→ **Your goal**
Leave out the pictures and copy everything else in the entries exactly.

******************************

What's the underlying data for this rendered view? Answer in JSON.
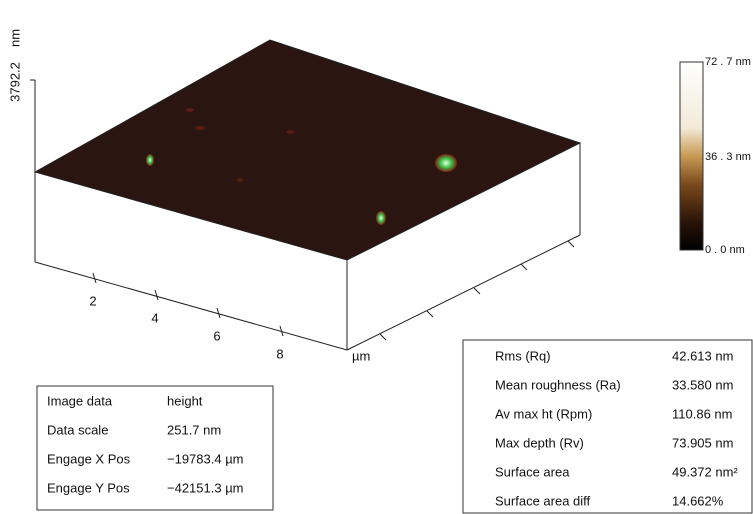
{
  "z_axis": {
    "unit": "nm",
    "max_label": "3792.2"
  },
  "x_axis": {
    "ticks": [
      "2",
      "4",
      "6",
      "8"
    ],
    "unit": "µm"
  },
  "colorbar": {
    "labels": [
      "72 . 7 nm",
      "36 . 3 nm",
      "0 . 0 nm"
    ]
  },
  "image_info": {
    "rows": [
      [
        "Image data",
        "height"
      ],
      [
        "Data scale",
        "251.7 nm"
      ],
      [
        "Engage X Pos",
        "−19783.4 µm"
      ],
      [
        "Engage Y Pos",
        "−42151.3 µm"
      ]
    ]
  },
  "roughness": {
    "rows": [
      [
        "Rms (Rq)",
        "42.613 nm"
      ],
      [
        "Mean roughness (Ra)",
        "33.580 nm"
      ],
      [
        "Av max ht (Rpm)",
        "110.86 nm"
      ],
      [
        "Max depth (Rv)",
        "73.905 nm"
      ],
      [
        "Surface area",
        "49.372 nm²"
      ],
      [
        "Surface area diff",
        "14.662%"
      ]
    ]
  }
}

******************************

→ **Expected answer**
What's the underlying data for this rendered view? Answer in JSON.
{
  "z_axis": {
    "unit": "nm",
    "max_label": "3792.2"
  },
  "x_axis": {
    "ticks": [
      "2",
      "4",
      "6",
      "8"
    ],
    "unit": "µm"
  },
  "colorbar": {
    "labels": [
      "72 . 7 nm",
      "36 . 3 nm",
      "0 . 0 nm"
    ]
  },
  "image_info": {
    "rows": [
      [
        "Image data",
        "height"
      ],
      [
        "Data scale",
        "251.7 nm"
      ],
      [
        "Engage X Pos",
        "−19783.4 µm"
      ],
      [
        "Engage Y Pos",
        "−42151.3 µm"
      ]
    ]
  },
  "roughness": {
    "rows": [
      [
        "Rms (Rq)",
        "42.613 nm"
      ],
      [
        "Mean roughness (Ra)",
        "33.580 nm"
      ],
      [
        "Av max ht (Rpm)",
        "110.86 nm"
      ],
      [
        "Max depth (Rv)",
        "73.905 nm"
      ],
      [
        "Surface area",
        "49.372 nm²"
      ],
      [
        "Surface area diff",
        "14.662%"
      ]
    ]
  }
}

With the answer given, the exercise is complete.